Your task: Every entry needs to be reproduced exactly.

[Collected data]
==================================================

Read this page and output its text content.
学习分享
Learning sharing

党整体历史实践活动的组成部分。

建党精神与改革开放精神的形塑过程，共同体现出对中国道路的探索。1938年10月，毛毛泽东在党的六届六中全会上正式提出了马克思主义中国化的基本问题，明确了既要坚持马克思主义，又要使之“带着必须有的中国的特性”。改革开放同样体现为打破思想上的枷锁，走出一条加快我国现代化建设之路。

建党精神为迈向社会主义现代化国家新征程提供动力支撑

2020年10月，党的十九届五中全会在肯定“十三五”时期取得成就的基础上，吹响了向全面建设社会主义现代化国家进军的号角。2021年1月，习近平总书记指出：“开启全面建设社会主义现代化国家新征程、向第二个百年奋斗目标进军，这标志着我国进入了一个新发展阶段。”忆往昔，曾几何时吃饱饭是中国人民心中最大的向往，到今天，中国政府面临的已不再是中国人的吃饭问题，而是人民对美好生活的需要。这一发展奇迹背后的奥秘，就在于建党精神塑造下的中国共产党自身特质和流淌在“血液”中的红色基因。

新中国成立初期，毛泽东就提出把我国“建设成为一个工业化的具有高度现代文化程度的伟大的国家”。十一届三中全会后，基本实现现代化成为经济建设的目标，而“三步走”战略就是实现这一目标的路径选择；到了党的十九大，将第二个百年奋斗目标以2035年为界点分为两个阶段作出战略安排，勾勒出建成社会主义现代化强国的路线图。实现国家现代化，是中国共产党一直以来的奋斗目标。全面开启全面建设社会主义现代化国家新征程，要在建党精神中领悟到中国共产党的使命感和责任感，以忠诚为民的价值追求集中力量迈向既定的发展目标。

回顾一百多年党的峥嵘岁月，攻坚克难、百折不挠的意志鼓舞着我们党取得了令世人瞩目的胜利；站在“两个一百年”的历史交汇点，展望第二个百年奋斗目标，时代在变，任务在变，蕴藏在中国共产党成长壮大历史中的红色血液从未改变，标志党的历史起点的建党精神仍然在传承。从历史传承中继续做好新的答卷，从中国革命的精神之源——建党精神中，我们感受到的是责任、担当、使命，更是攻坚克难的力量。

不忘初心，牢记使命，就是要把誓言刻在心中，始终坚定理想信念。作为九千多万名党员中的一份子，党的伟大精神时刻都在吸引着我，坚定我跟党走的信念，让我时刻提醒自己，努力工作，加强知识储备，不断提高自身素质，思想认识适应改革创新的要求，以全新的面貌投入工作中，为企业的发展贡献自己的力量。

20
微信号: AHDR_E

==================================================

Exercise response:
Read this page and output its text content.
学习分享
Learning sharing

党整体历史实践活动的组成部分。

建党精神与改革开放精神的形塑过程，共同体现出对中国道路的探索。1938年10月，毛毛泽东在党的六届六中全会上正式提出了马克思主义中国化的基本问题，明确了既要坚持马克思主义，又要使之“带着必须有的中国的特性”。改革开放同样体现为打破思想上的枷锁，走出一条加快我国现代化建设之路。

建党精神为迈向社会主义现代化国家新征程提供动力支撑

2020年10月，党的十九届五中全会在肯定“十三五”时期取得成就的基础上，吹响了向全面建设社会主义现代化国家进军的号角。2021年1月，习近平总书记指出：“开启全面建设社会主义现代化国家新征程、向第二个百年奋斗目标进军，这标志着我国进入了一个新发展阶段。”忆往昔，曾几何时吃饱饭是中国人民心中最大的向往，到今天，中国政府面临的已不再是中国人的吃饭问题，而是人民对美好生活的需要。这一发展奇迹背后的奥秘，就在于建党精神塑造下的中国共产党自身特质和流淌在“血液”中的红色基因。

新中国成立初期，毛泽东就提出把我国“建设成为一个工业化的具有高度现代文化程度的伟大的国家”。十一届三中全会后，基本实现现代化成为经济建设的目标，而“三步走”战略就是实现这一目标的路径选择；到了党的十九大，将第二个百年奋斗目标以2035年为界点分为两个阶段作出战略安排，勾勒出建成社会主义现代化强国的路线图。实现国家现代化，是中国共产党一直以来的奋斗目标。全面开启全面建设社会主义现代化国家新征程，要在建党精神中领悟到中国共产党的使命感和责任感，以忠诚为民的价值追求集中力量迈向既定的发展目标。

回顾一百多年党的峥嵘岁月，攻坚克难、百折不挠的意志鼓舞着我们党取得了令世人瞩目的胜利；站在“两个一百年”的历史交汇点，展望第二个百年奋斗目标，时代在变，任务在变，蕴藏在中国共产党成长壮大历史中的红色血液从未改变，标志党的历史起点的建党精神仍然在传承。从历史传承中继续做好新的答卷，从中国革命的精神之源——建党精神中，我们感受到的是责任、担当、使命，更是攻坚克难的力量。

不忘初心，牢记使命，就是要把誓言刻在心中，始终坚定理想信念。作为九千多万名党员中的一份子，党的伟大精神时刻都在吸引着我，坚定我跟党走的信念，让我时刻提醒自己，努力工作，加强知识储备，不断提高自身素质，思想认识适应改革创新的要求，以全新的面貌投入工作中，为企业的发展贡献自己的力量。

20
微信号: AHDR_E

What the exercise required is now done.